Stored data:
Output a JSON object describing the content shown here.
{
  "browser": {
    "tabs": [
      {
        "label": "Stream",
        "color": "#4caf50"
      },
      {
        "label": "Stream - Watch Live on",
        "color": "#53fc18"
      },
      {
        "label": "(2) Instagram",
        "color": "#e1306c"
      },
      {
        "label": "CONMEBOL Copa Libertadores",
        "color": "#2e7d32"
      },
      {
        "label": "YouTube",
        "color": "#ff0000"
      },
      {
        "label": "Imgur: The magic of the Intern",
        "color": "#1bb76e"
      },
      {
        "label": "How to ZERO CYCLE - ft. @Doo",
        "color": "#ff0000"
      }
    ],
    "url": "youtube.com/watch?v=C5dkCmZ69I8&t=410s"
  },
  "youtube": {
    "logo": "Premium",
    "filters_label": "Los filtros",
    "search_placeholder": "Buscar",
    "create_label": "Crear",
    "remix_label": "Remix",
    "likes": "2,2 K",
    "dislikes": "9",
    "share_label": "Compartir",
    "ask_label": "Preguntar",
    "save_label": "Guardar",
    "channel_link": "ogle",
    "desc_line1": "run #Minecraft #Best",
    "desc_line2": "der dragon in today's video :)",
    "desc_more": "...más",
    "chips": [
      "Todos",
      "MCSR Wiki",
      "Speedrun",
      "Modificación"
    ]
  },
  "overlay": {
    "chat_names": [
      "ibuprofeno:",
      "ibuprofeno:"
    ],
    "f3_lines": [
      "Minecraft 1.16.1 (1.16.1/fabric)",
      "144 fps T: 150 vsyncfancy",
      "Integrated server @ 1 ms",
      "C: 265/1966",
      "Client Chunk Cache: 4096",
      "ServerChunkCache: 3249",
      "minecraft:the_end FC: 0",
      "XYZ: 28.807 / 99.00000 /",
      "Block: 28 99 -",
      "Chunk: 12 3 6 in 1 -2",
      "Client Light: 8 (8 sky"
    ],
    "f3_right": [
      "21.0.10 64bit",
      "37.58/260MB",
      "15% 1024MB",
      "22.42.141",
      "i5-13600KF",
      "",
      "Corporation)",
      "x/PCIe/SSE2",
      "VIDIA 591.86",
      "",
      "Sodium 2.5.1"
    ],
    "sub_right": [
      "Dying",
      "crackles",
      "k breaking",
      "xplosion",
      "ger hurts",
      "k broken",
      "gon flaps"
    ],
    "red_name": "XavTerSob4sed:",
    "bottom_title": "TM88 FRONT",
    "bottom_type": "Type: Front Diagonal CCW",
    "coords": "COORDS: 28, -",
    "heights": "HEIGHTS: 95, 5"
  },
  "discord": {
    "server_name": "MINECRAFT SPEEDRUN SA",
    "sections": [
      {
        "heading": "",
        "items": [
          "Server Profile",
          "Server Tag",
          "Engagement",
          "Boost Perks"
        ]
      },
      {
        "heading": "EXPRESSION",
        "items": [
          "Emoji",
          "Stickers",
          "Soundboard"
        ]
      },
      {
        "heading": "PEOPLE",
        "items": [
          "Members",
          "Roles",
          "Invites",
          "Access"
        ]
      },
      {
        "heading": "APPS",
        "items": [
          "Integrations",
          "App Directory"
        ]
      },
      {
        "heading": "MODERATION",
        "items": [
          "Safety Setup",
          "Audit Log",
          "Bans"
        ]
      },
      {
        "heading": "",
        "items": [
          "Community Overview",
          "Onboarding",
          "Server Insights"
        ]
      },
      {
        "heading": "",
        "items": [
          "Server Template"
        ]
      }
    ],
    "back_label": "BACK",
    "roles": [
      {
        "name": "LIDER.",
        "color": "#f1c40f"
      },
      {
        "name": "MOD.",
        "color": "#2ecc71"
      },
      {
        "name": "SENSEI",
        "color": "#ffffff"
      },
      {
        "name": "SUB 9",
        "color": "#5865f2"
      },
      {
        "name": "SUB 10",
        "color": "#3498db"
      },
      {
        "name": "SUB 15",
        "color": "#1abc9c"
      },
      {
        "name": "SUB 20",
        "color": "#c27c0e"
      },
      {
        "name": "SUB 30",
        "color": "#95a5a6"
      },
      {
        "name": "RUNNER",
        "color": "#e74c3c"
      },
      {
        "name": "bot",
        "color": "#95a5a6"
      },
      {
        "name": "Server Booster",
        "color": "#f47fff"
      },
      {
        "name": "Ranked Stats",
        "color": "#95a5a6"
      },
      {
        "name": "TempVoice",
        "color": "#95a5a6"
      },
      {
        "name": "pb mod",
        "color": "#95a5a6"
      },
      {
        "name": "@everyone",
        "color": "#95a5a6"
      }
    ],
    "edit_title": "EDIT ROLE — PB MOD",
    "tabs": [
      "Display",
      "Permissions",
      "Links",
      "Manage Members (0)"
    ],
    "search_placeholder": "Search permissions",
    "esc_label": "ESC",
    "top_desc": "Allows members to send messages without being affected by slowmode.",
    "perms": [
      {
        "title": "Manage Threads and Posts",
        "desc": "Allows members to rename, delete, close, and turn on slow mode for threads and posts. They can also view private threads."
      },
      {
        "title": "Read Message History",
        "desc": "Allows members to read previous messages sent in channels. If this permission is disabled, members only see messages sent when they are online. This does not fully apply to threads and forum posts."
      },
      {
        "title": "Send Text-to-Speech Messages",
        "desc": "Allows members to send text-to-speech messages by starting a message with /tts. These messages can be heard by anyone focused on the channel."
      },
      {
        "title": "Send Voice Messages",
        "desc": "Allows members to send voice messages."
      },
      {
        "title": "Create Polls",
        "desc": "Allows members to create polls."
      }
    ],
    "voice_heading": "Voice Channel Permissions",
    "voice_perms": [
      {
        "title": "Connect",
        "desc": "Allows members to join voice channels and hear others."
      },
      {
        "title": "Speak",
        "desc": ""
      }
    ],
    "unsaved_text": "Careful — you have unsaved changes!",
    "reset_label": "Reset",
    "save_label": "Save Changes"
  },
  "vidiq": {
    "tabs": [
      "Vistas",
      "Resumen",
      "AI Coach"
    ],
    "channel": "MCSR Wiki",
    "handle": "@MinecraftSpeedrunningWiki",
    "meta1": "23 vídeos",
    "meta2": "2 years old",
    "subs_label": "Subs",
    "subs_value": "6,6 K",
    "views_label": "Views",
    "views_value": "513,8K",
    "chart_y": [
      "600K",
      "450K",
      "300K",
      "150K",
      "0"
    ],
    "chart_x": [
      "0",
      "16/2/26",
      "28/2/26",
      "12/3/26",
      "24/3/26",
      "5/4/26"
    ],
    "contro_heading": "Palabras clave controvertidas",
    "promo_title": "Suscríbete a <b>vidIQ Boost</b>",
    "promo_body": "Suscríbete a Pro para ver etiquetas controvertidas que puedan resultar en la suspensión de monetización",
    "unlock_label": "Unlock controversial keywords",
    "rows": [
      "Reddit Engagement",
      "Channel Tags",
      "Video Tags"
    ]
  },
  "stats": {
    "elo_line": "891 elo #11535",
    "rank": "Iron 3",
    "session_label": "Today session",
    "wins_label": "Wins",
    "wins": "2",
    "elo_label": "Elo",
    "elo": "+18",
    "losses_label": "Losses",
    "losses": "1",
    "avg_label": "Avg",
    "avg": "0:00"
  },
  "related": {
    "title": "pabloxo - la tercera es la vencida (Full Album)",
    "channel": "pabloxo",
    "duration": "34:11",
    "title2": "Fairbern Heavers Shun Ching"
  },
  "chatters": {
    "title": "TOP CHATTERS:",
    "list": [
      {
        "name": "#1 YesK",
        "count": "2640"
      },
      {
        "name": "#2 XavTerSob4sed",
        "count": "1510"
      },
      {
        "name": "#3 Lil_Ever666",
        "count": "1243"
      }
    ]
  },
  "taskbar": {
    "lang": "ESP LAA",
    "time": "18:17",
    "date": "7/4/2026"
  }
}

**Task objective:** Repeat the data precisely, line by line.

**Answer to this problem:**
Output a JSON object describing the content shown here.
{
  "browser": {
    "tabs": [
      {
        "label": "Stream",
        "color": "#4caf50"
      },
      {
        "label": "Stream - Watch Live on",
        "color": "#53fc18"
      },
      {
        "label": "(2) Instagram",
        "color": "#e1306c"
      },
      {
        "label": "CONMEBOL Copa Libertadores",
        "color": "#2e7d32"
      },
      {
        "label": "YouTube",
        "color": "#ff0000"
      },
      {
        "label": "Imgur: The magic of the Intern",
        "color": "#1bb76e"
      },
      {
        "label": "How to ZERO CYCLE - ft. @Doo",
        "color": "#ff0000"
      }
    ],
    "url": "youtube.com/watch?v=C5dkCmZ69I8&t=410s"
  },
  "youtube": {
    "logo": "Premium",
    "filters_label": "Los filtros",
    "search_placeholder": "Buscar",
    "create_label": "Crear",
    "remix_label": "Remix",
    "likes": "2,2 K",
    "dislikes": "9",
    "share_label": "Compartir",
    "ask_label": "Preguntar",
    "save_label": "Guardar",
    "channel_link": "ogle",
    "desc_line1": "run #Minecraft #Best",
    "desc_line2": "der dragon in today's video :)",
    "desc_more": "...más",
    "chips": [
      "Todos",
      "MCSR Wiki",
      "Speedrun",
      "Modificación"
    ]
  },
  "overlay": {
    "chat_names": [
      "ibuprofeno:",
      "ibuprofeno:"
    ],
    "f3_lines": [
      "Minecraft 1.16.1 (1.16.1/fabric)",
      "144 fps T: 150 vsyncfancy",
      "Integrated server @ 1 ms",
      "C: 265/1966",
      "Client Chunk Cache: 4096",
      "ServerChunkCache: 3249",
      "minecraft:the_end FC: 0",
      "XYZ: 28.807 / 99.00000 /",
      "Block: 28 99 -",
      "Chunk: 12 3 6 in 1 -2",
      "Client Light: 8 (8 sky"
    ],
    "f3_right": [
      "21.0.10 64bit",
      "37.58/260MB",
      "15% 1024MB",
      "22.42.141",
      "i5-13600KF",
      "",
      "Corporation)",
      "x/PCIe/SSE2",
      "VIDIA 591.86",
      "",
      "Sodium 2.5.1"
    ],
    "sub_right": [
      "Dying",
      "crackles",
      "k breaking",
      "xplosion",
      "ger hurts",
      "k broken",
      "gon flaps"
    ],
    "red_name": "XavTerSob4sed:",
    "bottom_title": "TM88 FRONT",
    "bottom_type": "Type: Front Diagonal CCW",
    "coords": "COORDS: 28, -",
    "heights": "HEIGHTS: 95, 5"
  },
  "discord": {
    "server_name": "MINECRAFT SPEEDRUN SA",
    "sections": [
      {
        "heading": "",
        "items": [
          "Server Profile",
          "Server Tag",
          "Engagement",
          "Boost Perks"
        ]
      },
      {
        "heading": "EXPRESSION",
        "items": [
          "Emoji",
          "Stickers",
          "Soundboard"
        ]
      },
      {
        "heading": "PEOPLE",
        "items": [
          "Members",
          "Roles",
          "Invites",
          "Access"
        ]
      },
      {
        "heading": "APPS",
        "items": [
          "Integrations",
          "App Directory"
        ]
      },
      {
        "heading": "MODERATION",
        "items": [
          "Safety Setup",
          "Audit Log",
          "Bans"
        ]
      },
      {
        "heading": "",
        "items": [
          "Community Overview",
          "Onboarding",
          "Server Insights"
        ]
      },
      {
        "heading": "",
        "items": [
          "Server Template"
        ]
      }
    ],
    "back_label": "BACK",
    "roles": [
      {
        "name": "LIDER.",
        "color": "#f1c40f"
      },
      {
        "name": "MOD.",
        "color": "#2ecc71"
      },
      {
        "name": "SENSEI",
        "color": "#ffffff"
      },
      {
        "name": "SUB 9",
        "color": "#5865f2"
      },
      {
        "name": "SUB 10",
        "color": "#3498db"
      },
      {
        "name": "SUB 15",
        "color": "#1abc9c"
      },
      {
        "name": "SUB 20",
        "color": "#c27c0e"
      },
      {
        "name": "SUB 30",
        "color": "#95a5a6"
      },
      {
        "name": "RUNNER",
        "color": "#e74c3c"
      },
      {
        "name": "bot",
        "color": "#95a5a6"
      },
      {
        "name": "Server Booster",
        "color": "#f47fff"
      },
      {
        "name": "Ranked Stats",
        "color": "#95a5a6"
      },
      {
        "name": "TempVoice",
        "color": "#95a5a6"
      },
      {
        "name": "pb mod",
        "color": "#95a5a6"
      },
      {
        "name": "@everyone",
        "color": "#95a5a6"
      }
    ],
    "edit_title": "EDIT ROLE — PB MOD",
    "tabs": [
      "Display",
      "Permissions",
      "Links",
      "Manage Members (0)"
    ],
    "search_placeholder": "Search permissions",
    "esc_label": "ESC",
    "top_desc": "Allows members to send messages without being affected by slowmode.",
    "perms": [
      {
        "title": "Manage Threads and Posts",
        "desc": "Allows members to rename, delete, close, and turn on slow mode for threads and posts. They can also view private threads."
      },
      {
        "title": "Read Message History",
        "desc": "Allows members to read previous messages sent in channels. If this permission is disabled, members only see messages sent when they are online. This does not fully apply to threads and forum posts."
      },
      {
        "title": "Send Text-to-Speech Messages",
        "desc": "Allows members to send text-to-speech messages by starting a message with /tts. These messages can be heard by anyone focused on the channel."
      },
      {
        "title": "Send Voice Messages",
        "desc": "Allows members to send voice messages."
      },
      {
        "title": "Create Polls",
        "desc": "Allows members to create polls."
      }
    ],
    "voice_heading": "Voice Channel Permissions",
    "voice_perms": [
      {
        "title": "Connect",
        "desc": "Allows members to join voice channels and hear others."
      },
      {
        "title": "Speak",
        "desc": ""
      }
    ],
    "unsaved_text": "Careful — you have unsaved changes!",
    "reset_label": "Reset",
    "save_label": "Save Changes"
  },
  "vidiq": {
    "tabs": [
      "Vistas",
      "Resumen",
      "AI Coach"
    ],
    "channel": "MCSR Wiki",
    "handle": "@MinecraftSpeedrunningWiki",
    "meta1": "23 vídeos",
    "meta2": "2 years old",
    "subs_label": "Subs",
    "subs_value": "6,6 K",
    "views_label": "Views",
    "views_value": "513,8K",
    "chart_y": [
      "600K",
      "450K",
      "300K",
      "150K",
      "0"
    ],
    "chart_x": [
      "0",
      "16/2/26",
      "28/2/26",
      "12/3/26",
      "24/3/26",
      "5/4/26"
    ],
    "contro_heading": "Palabras clave controvertidas",
    "promo_title": "Suscríbete a <b>vidIQ Boost</b>",
    "promo_body": "Suscríbete a Pro para ver etiquetas controvertidas que puedan resultar en la suspensión de monetización",
    "unlock_label": "Unlock controversial keywords",
    "rows": [
      "Reddit Engagement",
      "Channel Tags",
      "Video Tags"
    ]
  },
  "stats": {
    "elo_line": "891 elo #11535",
    "rank": "Iron 3",
    "session_label": "Today session",
    "wins_label": "Wins",
    "wins": "2",
    "elo_label": "Elo",
    "elo": "+18",
    "losses_label": "Losses",
    "losses": "1",
    "avg_label": "Avg",
    "avg": "0:00"
  },
  "related": {
    "title": "pabloxo - la tercera es la vencida (Full Album)",
    "channel": "pabloxo",
    "duration": "34:11",
    "title2": "Fairbern Heavers Shun Ching"
  },
  "chatters": {
    "title": "TOP CHATTERS:",
    "list": [
      {
        "name": "#1 YesK",
        "count": "2640"
      },
      {
        "name": "#2 XavTerSob4sed",
        "count": "1510"
      },
      {
        "name": "#3 Lil_Ever666",
        "count": "1243"
      }
    ]
  },
  "taskbar": {
    "lang": "ESP LAA",
    "time": "18:17",
    "date": "7/4/2026"
  }
}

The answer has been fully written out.